# Exercise directions:
Select all lines in the records that include "failure".

# Input:

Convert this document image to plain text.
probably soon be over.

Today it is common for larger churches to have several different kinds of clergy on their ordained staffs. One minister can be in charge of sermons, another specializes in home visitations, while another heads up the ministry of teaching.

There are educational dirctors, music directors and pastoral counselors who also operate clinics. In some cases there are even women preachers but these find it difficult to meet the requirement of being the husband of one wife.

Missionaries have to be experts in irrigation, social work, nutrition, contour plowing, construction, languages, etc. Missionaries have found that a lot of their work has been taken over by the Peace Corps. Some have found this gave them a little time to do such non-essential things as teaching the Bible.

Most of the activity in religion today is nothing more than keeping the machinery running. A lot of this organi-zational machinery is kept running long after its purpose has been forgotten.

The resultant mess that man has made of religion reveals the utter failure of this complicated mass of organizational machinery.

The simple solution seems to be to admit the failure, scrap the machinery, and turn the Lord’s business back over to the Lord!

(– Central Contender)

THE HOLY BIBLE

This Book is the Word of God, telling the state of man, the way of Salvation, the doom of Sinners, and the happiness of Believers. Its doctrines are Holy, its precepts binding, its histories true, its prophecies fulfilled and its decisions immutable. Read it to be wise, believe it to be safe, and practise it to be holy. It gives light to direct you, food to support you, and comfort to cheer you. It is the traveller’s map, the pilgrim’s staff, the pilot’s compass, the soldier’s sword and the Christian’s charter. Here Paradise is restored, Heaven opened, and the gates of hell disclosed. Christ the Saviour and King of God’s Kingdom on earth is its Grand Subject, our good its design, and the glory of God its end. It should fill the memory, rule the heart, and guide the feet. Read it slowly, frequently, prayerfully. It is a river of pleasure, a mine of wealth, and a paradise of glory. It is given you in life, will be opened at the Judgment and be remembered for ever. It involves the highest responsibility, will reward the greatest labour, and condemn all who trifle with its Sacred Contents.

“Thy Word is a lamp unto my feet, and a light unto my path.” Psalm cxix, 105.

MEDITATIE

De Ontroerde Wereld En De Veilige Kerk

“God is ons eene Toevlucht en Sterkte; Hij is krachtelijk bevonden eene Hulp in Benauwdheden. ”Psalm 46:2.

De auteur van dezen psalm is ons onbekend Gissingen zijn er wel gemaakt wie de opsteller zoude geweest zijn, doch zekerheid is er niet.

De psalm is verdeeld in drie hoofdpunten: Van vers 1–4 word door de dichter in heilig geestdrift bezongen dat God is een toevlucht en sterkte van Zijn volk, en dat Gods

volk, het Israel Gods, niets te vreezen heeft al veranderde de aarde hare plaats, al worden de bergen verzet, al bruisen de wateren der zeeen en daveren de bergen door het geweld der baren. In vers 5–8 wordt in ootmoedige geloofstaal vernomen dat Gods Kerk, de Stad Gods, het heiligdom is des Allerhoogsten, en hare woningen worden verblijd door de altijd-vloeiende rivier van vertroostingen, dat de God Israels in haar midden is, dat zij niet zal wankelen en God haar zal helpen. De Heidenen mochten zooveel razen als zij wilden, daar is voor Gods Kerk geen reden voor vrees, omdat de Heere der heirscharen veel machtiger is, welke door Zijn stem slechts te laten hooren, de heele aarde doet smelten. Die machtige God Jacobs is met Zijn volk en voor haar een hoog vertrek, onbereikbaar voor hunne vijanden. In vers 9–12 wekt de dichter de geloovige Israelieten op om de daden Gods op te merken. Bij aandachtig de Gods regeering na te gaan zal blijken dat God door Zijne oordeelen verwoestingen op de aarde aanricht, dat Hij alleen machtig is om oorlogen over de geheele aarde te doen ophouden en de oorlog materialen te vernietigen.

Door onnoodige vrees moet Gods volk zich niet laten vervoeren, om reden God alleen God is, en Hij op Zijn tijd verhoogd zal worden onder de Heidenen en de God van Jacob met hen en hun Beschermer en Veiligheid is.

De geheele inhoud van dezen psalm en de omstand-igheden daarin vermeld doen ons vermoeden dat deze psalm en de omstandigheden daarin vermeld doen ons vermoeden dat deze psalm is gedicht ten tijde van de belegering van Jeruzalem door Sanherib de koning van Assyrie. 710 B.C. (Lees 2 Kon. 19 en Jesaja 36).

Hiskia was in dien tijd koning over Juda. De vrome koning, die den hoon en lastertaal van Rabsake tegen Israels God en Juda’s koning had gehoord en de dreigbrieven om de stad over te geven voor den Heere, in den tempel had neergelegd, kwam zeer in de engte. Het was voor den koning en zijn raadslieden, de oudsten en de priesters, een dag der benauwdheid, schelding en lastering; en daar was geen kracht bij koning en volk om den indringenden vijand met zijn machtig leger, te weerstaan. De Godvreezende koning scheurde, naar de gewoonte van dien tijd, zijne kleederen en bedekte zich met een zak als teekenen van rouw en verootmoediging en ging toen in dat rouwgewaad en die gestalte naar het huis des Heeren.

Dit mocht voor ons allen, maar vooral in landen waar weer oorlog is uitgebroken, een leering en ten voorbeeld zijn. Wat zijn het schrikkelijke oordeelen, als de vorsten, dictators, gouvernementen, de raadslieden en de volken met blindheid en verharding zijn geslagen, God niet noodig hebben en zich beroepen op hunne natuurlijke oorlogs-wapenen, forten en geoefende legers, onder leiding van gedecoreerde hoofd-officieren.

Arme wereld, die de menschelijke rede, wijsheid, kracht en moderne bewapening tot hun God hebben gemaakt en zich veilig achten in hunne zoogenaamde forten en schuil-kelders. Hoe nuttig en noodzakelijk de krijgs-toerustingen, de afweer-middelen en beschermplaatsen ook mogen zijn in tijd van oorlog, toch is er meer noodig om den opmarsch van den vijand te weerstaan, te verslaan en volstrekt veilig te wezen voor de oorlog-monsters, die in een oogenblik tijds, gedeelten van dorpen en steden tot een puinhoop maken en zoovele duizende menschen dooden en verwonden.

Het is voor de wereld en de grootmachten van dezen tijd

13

# Result for this exercise:
The resultant mess that man has made of religion reveals the utter failure of this complicated mass of organizational machinery.
The simple solution seems to be to admit the failure, scrap the machinery, and turn the Lord’s business back over to the Lord!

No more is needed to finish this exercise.